PROBLEM STATEMENT:
What is the number of lines containing the word "хотя"? Please answer with that number and nothing more.

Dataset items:
------------------------------------

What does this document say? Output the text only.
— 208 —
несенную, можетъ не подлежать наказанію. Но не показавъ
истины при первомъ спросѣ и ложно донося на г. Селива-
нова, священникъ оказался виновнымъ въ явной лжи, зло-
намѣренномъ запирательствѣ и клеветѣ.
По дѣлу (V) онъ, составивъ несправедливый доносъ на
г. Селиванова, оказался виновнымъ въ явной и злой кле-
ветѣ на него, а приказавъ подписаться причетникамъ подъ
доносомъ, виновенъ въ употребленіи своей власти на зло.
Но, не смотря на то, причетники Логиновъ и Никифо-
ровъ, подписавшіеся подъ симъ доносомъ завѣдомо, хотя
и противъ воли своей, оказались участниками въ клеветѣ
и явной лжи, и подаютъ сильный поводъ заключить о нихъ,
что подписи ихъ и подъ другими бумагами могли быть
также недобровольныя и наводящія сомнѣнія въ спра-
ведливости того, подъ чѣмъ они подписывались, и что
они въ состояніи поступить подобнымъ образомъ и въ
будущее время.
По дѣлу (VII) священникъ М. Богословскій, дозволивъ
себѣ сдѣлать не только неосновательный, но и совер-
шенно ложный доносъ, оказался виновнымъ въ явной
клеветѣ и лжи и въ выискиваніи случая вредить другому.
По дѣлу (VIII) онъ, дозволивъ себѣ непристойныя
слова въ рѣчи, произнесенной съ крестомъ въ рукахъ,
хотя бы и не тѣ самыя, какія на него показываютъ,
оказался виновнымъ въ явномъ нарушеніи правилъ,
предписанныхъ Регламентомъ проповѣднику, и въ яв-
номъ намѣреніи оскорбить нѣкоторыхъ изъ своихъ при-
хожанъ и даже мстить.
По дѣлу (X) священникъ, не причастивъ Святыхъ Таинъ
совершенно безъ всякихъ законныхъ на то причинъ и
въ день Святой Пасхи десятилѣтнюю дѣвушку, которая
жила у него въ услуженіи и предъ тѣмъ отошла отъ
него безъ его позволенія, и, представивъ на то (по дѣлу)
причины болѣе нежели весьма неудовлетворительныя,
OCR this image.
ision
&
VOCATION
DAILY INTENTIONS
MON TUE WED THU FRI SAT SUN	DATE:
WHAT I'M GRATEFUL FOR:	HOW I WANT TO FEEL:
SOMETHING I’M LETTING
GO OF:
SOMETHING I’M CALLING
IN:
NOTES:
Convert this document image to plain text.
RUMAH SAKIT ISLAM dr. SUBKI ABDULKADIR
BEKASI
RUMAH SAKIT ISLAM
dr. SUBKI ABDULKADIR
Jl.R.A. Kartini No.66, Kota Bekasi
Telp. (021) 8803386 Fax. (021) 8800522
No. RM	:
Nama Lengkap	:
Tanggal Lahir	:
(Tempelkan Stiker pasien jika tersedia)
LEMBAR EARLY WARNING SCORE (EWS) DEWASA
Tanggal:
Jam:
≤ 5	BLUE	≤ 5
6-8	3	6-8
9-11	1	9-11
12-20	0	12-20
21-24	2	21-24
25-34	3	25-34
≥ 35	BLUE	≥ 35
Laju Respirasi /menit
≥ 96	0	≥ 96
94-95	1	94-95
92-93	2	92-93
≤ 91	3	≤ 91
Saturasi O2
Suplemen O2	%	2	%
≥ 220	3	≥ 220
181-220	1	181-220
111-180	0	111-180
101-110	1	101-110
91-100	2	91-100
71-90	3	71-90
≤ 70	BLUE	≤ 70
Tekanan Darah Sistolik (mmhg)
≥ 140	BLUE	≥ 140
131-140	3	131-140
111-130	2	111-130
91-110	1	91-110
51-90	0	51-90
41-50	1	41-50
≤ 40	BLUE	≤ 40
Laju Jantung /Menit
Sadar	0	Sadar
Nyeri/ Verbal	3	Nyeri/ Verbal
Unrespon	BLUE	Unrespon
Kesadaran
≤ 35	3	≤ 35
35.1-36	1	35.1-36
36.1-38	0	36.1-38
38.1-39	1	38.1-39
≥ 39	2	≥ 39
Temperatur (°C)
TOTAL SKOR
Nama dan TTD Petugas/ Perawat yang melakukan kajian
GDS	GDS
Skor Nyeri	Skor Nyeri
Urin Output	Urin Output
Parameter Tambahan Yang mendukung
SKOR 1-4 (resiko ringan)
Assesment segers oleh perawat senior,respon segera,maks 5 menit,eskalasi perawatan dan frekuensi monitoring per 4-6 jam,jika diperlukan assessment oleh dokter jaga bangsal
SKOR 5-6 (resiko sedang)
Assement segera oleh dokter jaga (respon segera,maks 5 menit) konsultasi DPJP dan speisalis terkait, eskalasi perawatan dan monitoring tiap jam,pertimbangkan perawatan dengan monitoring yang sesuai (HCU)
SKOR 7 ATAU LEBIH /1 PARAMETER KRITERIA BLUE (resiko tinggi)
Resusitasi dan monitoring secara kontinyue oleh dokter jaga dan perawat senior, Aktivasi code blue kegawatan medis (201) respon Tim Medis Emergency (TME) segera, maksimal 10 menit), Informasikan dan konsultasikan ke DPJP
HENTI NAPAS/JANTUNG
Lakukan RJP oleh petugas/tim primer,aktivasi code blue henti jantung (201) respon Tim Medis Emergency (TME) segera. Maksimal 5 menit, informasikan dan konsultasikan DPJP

------------------------------------

TASK SOLUTION:
2